* _Records supplied_

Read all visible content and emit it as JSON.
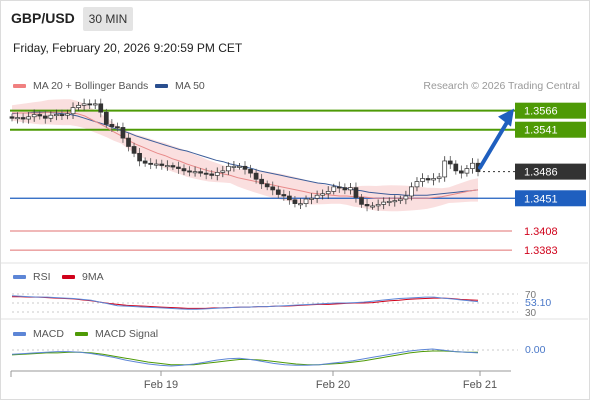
{
  "header": {
    "symbol": "GBP/USD",
    "timeframe": "30 MIN",
    "datetime": "Friday, February 20, 2026 9:20:59 PM CET"
  },
  "price_legend": {
    "ma20": "MA 20 + Bollinger Bands",
    "ma50": "MA 50",
    "copyright": "Research © 2026 Trading Central"
  },
  "rsi_legend": {
    "rsi": "RSI",
    "ma": "9MA"
  },
  "macd_legend": {
    "macd": "MACD",
    "signal": "MACD Signal"
  },
  "colors": {
    "green": "#4e9a06",
    "blue": "#1f5fbf",
    "red": "#d0021b",
    "dark": "#333333",
    "band": "#f6c9c9",
    "ma20": "#e88a8a",
    "ma50": "#3e5e9a",
    "rsi": "#5d86d6",
    "rsi_ma": "#d0021b",
    "macd": "#5d86d6",
    "macd_signal": "#4e9a06"
  },
  "chart_data": [
    {
      "type": "candlestick",
      "title": "GBP/USD",
      "timeframe": "30 MIN",
      "x_ticks": [
        "Feb 19",
        "Feb 20",
        "Feb 21"
      ],
      "ylim": [
        1.337,
        1.358
      ],
      "price_levels": [
        {
          "value": 1.3566,
          "label": "1.3566",
          "kind": "resistance"
        },
        {
          "value": 1.3541,
          "label": "1.3541",
          "kind": "resistance"
        },
        {
          "value": 1.3486,
          "label": "1.3486",
          "kind": "current"
        },
        {
          "value": 1.3451,
          "label": "1.3451",
          "kind": "pivot"
        },
        {
          "value": 1.3408,
          "label": "1.3408",
          "kind": "support"
        },
        {
          "value": 1.3383,
          "label": "1.3383",
          "kind": "support"
        }
      ],
      "series": [
        {
          "name": "Price",
          "values": [
            1.3556,
            1.3557,
            1.3555,
            1.3558,
            1.3561,
            1.3559,
            1.3556,
            1.356,
            1.3561,
            1.356,
            1.3562,
            1.357,
            1.3573,
            1.3575,
            1.3574,
            1.3575,
            1.3564,
            1.3548,
            1.3545,
            1.3544,
            1.353,
            1.3519,
            1.351,
            1.35,
            1.3497,
            1.3496,
            1.3496,
            1.3494,
            1.3494,
            1.3492,
            1.349,
            1.3487,
            1.3486,
            1.3486,
            1.3484,
            1.3483,
            1.3481,
            1.3485,
            1.3487,
            1.3493,
            1.3493,
            1.3493,
            1.3489,
            1.3484,
            1.3476,
            1.347,
            1.3466,
            1.3462,
            1.3456,
            1.3454,
            1.3449,
            1.3444,
            1.3444,
            1.345,
            1.3451,
            1.3455,
            1.3457,
            1.346,
            1.3466,
            1.3465,
            1.3462,
            1.3465,
            1.3452,
            1.3443,
            1.3441,
            1.3441,
            1.3443,
            1.3446,
            1.3447,
            1.3448,
            1.345,
            1.3454,
            1.3466,
            1.3473,
            1.3477,
            1.3475,
            1.3477,
            1.3479,
            1.35,
            1.3496,
            1.3487,
            1.3484,
            1.349,
            1.3497,
            1.3486
          ]
        },
        {
          "name": "MA 20",
          "values": [
            1.3563,
            1.3563,
            1.3563,
            1.3563,
            1.3563,
            1.3564,
            1.3564,
            1.3564,
            1.3564,
            1.3562,
            1.3559,
            1.3554,
            1.3549,
            1.3544,
            1.3538,
            1.3533,
            1.3527,
            1.3522,
            1.3518,
            1.3514,
            1.351,
            1.3507,
            1.3503,
            1.35,
            1.3496,
            1.3493,
            1.349,
            1.3487,
            1.3485,
            1.3483,
            1.3481,
            1.3478,
            1.3476,
            1.3474,
            1.3472,
            1.347,
            1.3468,
            1.3466,
            1.3464,
            1.3462,
            1.346,
            1.3458,
            1.3457,
            1.3456,
            1.3455,
            1.3454,
            1.3454,
            1.3453,
            1.3453,
            1.3452,
            1.3451,
            1.3451,
            1.3451,
            1.3451,
            1.3451,
            1.3451,
            1.3451,
            1.3451,
            1.3452,
            1.3453,
            1.3455,
            1.3457,
            1.3459,
            1.3461,
            1.3462
          ]
        },
        {
          "name": "MA 50",
          "values": [
            1.3562,
            1.3563,
            1.3563,
            1.3564,
            1.3564,
            1.3564,
            1.3563,
            1.3562,
            1.3561,
            1.3559,
            1.3556,
            1.3553,
            1.355,
            1.3547,
            1.3543,
            1.354,
            1.3537,
            1.3533,
            1.353,
            1.3527,
            1.3524,
            1.3521,
            1.3518,
            1.3515,
            1.3513,
            1.351,
            1.3507,
            1.3504,
            1.3501,
            1.3499,
            1.3496,
            1.3494,
            1.3492,
            1.349,
            1.3487,
            1.3485,
            1.3483,
            1.3481,
            1.3479,
            1.3477,
            1.3475,
            1.3473,
            1.3471,
            1.347,
            1.3468,
            1.3466,
            1.3464,
            1.3462,
            1.3461,
            1.3459,
            1.3458,
            1.3457,
            1.3456,
            1.3456,
            1.3455,
            1.3455,
            1.3455,
            1.3455,
            1.3456,
            1.3457,
            1.3458,
            1.3459,
            1.346,
            1.3461,
            1.3462
          ]
        }
      ]
    },
    {
      "type": "line",
      "title": "RSI",
      "ylim": [
        30,
        70
      ],
      "y_ticks": [
        "70",
        "30"
      ],
      "current_value": "53.10",
      "series": [
        {
          "name": "RSI",
          "values": [
            66,
            65,
            64,
            63,
            63,
            62,
            61,
            60,
            58,
            56,
            52,
            48,
            44,
            43,
            42,
            41,
            40,
            39,
            38,
            37,
            36,
            36,
            37,
            38,
            39,
            40,
            41,
            41,
            42,
            42,
            43,
            44,
            45,
            46,
            47,
            48,
            49,
            50,
            50,
            51,
            52,
            54,
            56,
            58,
            60,
            61,
            62,
            63,
            63,
            61,
            59,
            57,
            55,
            53.1
          ]
        },
        {
          "name": "9MA",
          "values": [
            64,
            64,
            63,
            63,
            62,
            61,
            60,
            59,
            57,
            55,
            52,
            49,
            47,
            45,
            44,
            43,
            42,
            41,
            40,
            39,
            38,
            38,
            38,
            39,
            39,
            40,
            41,
            41,
            42,
            42,
            43,
            43,
            44,
            45,
            46,
            47,
            47,
            48,
            49,
            50,
            50,
            51,
            53,
            55,
            56,
            58,
            59,
            60,
            61,
            61,
            60,
            58,
            57,
            56
          ]
        }
      ]
    },
    {
      "type": "line",
      "title": "MACD",
      "current_value": "0.00",
      "series": [
        {
          "name": "MACD",
          "values": [
            0.0006,
            0.0007,
            0.0008,
            0.0009,
            0.001,
            0.001,
            0.0009,
            0.0007,
            0.0004,
            0.0001,
            -0.0003,
            -0.0006,
            -0.0009,
            -0.0011,
            -0.0012,
            -0.0011,
            -0.0009,
            -0.0006,
            -0.0003,
            -0.0001,
            0.0,
            -0.0002,
            -0.0005,
            -0.0008,
            -0.001,
            -0.0011,
            -0.0011,
            -0.001,
            -0.0008,
            -0.0006,
            -0.0004,
            -0.0001,
            0.0002,
            0.0005,
            0.0008,
            0.0011,
            0.0013,
            0.0014,
            0.0012,
            0.001,
            0.0009,
            0.0008
          ]
        },
        {
          "name": "MACD Signal",
          "values": [
            0.0005,
            0.0006,
            0.0007,
            0.0008,
            0.0008,
            0.0009,
            0.0009,
            0.0008,
            0.0006,
            0.0003,
            0.0,
            -0.0003,
            -0.0006,
            -0.0008,
            -0.001,
            -0.001,
            -0.001,
            -0.0008,
            -0.0006,
            -0.0004,
            -0.0002,
            -0.0002,
            -0.0003,
            -0.0005,
            -0.0007,
            -0.0009,
            -0.001,
            -0.001,
            -0.0009,
            -0.0008,
            -0.0006,
            -0.0004,
            -0.0001,
            0.0002,
            0.0005,
            0.0008,
            0.001,
            0.0011,
            0.0011,
            0.001,
            0.0009,
            0.0009
          ]
        }
      ]
    }
  ]
}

* _Written instruction_
Copy each line above where the string "name" occurs.

* _Output for this task_
          "name": "Price",
          "name": "MA 20",
          "name": "MA 50",
          "name": "RSI",
          "name": "9MA",
          "name": "MACD",
          "name": "MACD Signal",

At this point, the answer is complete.